** START DATASET EXCERPTS **

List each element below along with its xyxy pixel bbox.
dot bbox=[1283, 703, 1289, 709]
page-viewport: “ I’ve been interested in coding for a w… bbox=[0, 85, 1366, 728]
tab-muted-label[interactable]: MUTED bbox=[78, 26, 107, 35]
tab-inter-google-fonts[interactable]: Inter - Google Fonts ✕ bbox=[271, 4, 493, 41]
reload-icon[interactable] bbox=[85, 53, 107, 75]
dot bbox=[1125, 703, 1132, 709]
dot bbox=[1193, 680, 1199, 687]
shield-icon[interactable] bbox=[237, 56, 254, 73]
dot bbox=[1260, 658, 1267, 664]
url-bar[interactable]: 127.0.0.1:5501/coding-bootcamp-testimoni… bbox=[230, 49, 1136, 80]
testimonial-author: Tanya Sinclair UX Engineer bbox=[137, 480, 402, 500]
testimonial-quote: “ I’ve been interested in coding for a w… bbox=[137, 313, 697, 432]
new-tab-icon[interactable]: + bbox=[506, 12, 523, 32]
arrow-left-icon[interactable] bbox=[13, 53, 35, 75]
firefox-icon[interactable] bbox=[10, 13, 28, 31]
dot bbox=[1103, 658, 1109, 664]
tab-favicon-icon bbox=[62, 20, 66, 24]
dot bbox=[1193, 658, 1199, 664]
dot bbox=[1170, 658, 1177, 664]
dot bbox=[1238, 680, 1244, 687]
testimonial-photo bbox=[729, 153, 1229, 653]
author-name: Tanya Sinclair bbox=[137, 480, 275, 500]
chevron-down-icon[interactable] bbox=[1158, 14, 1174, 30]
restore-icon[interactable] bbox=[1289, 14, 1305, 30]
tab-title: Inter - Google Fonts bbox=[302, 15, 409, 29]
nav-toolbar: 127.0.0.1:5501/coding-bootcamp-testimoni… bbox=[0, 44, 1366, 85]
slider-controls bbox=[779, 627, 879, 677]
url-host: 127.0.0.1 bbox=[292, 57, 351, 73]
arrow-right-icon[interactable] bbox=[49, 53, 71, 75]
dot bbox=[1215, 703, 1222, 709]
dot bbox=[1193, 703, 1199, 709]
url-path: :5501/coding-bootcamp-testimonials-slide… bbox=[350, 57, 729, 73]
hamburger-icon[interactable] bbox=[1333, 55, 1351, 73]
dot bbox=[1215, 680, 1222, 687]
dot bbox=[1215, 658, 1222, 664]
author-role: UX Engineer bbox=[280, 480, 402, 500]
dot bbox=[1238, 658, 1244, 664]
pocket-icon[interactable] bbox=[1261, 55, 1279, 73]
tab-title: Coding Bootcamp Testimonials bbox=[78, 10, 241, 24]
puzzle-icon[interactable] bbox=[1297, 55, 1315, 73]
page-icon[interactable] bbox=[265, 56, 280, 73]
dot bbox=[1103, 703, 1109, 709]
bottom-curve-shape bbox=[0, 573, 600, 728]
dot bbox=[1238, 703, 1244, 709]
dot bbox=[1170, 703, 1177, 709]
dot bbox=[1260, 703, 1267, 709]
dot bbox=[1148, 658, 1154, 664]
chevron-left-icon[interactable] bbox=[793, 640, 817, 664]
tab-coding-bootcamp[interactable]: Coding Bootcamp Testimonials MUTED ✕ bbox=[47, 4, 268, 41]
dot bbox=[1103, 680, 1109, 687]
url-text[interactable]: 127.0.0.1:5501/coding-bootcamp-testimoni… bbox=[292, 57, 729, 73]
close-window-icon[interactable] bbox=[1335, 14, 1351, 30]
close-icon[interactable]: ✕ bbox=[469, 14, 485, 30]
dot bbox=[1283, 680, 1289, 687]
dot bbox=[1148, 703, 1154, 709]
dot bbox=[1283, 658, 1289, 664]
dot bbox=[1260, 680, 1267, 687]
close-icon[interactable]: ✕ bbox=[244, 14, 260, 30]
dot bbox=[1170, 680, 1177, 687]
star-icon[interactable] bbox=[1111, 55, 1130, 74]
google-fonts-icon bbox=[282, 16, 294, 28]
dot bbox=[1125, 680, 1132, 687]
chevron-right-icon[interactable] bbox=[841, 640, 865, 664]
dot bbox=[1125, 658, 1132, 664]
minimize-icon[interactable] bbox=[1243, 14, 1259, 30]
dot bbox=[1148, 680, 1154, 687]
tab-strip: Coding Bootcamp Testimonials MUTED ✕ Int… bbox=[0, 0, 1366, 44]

** END DATASET EXCERPTS **

• WHAT YOU ARE ASKED TO DO
Can you give the data above again with each "dot" swapped for "slider-dot" and everything else left unchanged?

• RESULT FOR THIS TASK
List each element below along with its xyxy pixel bbox.
slider-dot bbox=[1283, 703, 1289, 709]
page-viewport: “ I’ve been interested in coding for a w… bbox=[0, 85, 1366, 728]
tab-muted-label[interactable]: MUTED bbox=[78, 26, 107, 35]
tab-inter-google-fonts[interactable]: Inter - Google Fonts ✕ bbox=[271, 4, 493, 41]
reload-icon[interactable] bbox=[85, 53, 107, 75]
slider-dot bbox=[1125, 703, 1132, 709]
slider-dot bbox=[1193, 680, 1199, 687]
shield-icon[interactable] bbox=[237, 56, 254, 73]
slider-dot bbox=[1260, 658, 1267, 664]
url-bar[interactable]: 127.0.0.1:5501/coding-bootcamp-testimoni… bbox=[230, 49, 1136, 80]
testimonial-author: Tanya Sinclair UX Engineer bbox=[137, 480, 402, 500]
testimonial-quote: “ I’ve been interested in coding for a w… bbox=[137, 313, 697, 432]
new-tab-icon[interactable]: + bbox=[506, 12, 523, 32]
arrow-left-icon[interactable] bbox=[13, 53, 35, 75]
firefox-icon[interactable] bbox=[10, 13, 28, 31]
slider-dot bbox=[1103, 658, 1109, 664]
tab-favicon-icon bbox=[62, 20, 66, 24]
slider-dot bbox=[1193, 658, 1199, 664]
slider-dot bbox=[1170, 658, 1177, 664]
slider-dot bbox=[1238, 680, 1244, 687]
testimonial-photo bbox=[729, 153, 1229, 653]
author-name: Tanya Sinclair bbox=[137, 480, 275, 500]
chevron-down-icon[interactable] bbox=[1158, 14, 1174, 30]
restore-icon[interactable] bbox=[1289, 14, 1305, 30]
tab-title: Inter - Google Fonts bbox=[302, 15, 409, 29]
nav-toolbar: 127.0.0.1:5501/coding-bootcamp-testimoni… bbox=[0, 44, 1366, 85]
slider-controls bbox=[779, 627, 879, 677]
url-host: 127.0.0.1 bbox=[292, 57, 351, 73]
arrow-right-icon[interactable] bbox=[49, 53, 71, 75]
slider-dot bbox=[1215, 703, 1222, 709]
slider-dot bbox=[1193, 703, 1199, 709]
url-path: :5501/coding-bootcamp-testimonials-slide… bbox=[350, 57, 729, 73]
hamburger-icon[interactable] bbox=[1333, 55, 1351, 73]
slider-dot bbox=[1215, 680, 1222, 687]
slider-dot bbox=[1215, 658, 1222, 664]
author-role: UX Engineer bbox=[280, 480, 402, 500]
slider-dot bbox=[1238, 658, 1244, 664]
pocket-icon[interactable] bbox=[1261, 55, 1279, 73]
tab-title: Coding Bootcamp Testimonials bbox=[78, 10, 241, 24]
puzzle-icon[interactable] bbox=[1297, 55, 1315, 73]
page-icon[interactable] bbox=[265, 56, 280, 73]
slider-dot bbox=[1103, 703, 1109, 709]
bottom-curve-shape bbox=[0, 573, 600, 728]
slider-dot bbox=[1238, 703, 1244, 709]
slider-dot bbox=[1170, 703, 1177, 709]
slider-dot bbox=[1260, 703, 1267, 709]
slider-dot bbox=[1148, 658, 1154, 664]
chevron-left-icon[interactable] bbox=[793, 640, 817, 664]
tab-coding-bootcamp[interactable]: Coding Bootcamp Testimonials MUTED ✕ bbox=[47, 4, 268, 41]
slider-dot bbox=[1103, 680, 1109, 687]
url-text[interactable]: 127.0.0.1:5501/coding-bootcamp-testimoni… bbox=[292, 57, 729, 73]
close-window-icon[interactable] bbox=[1335, 14, 1351, 30]
close-icon[interactable]: ✕ bbox=[469, 14, 485, 30]
slider-dot bbox=[1283, 680, 1289, 687]
slider-dot bbox=[1148, 703, 1154, 709]
slider-dot bbox=[1283, 658, 1289, 664]
slider-dot bbox=[1260, 680, 1267, 687]
close-icon[interactable]: ✕ bbox=[244, 14, 260, 30]
slider-dot bbox=[1170, 680, 1177, 687]
star-icon[interactable] bbox=[1111, 55, 1130, 74]
google-fonts-icon bbox=[282, 16, 294, 28]
slider-dot bbox=[1125, 680, 1132, 687]
chevron-right-icon[interactable] bbox=[841, 640, 865, 664]
slider-dot bbox=[1125, 658, 1132, 664]
minimize-icon[interactable] bbox=[1243, 14, 1259, 30]
slider-dot bbox=[1148, 680, 1154, 687]
tab-strip: Coding Bootcamp Testimonials MUTED ✕ Int… bbox=[0, 0, 1366, 44]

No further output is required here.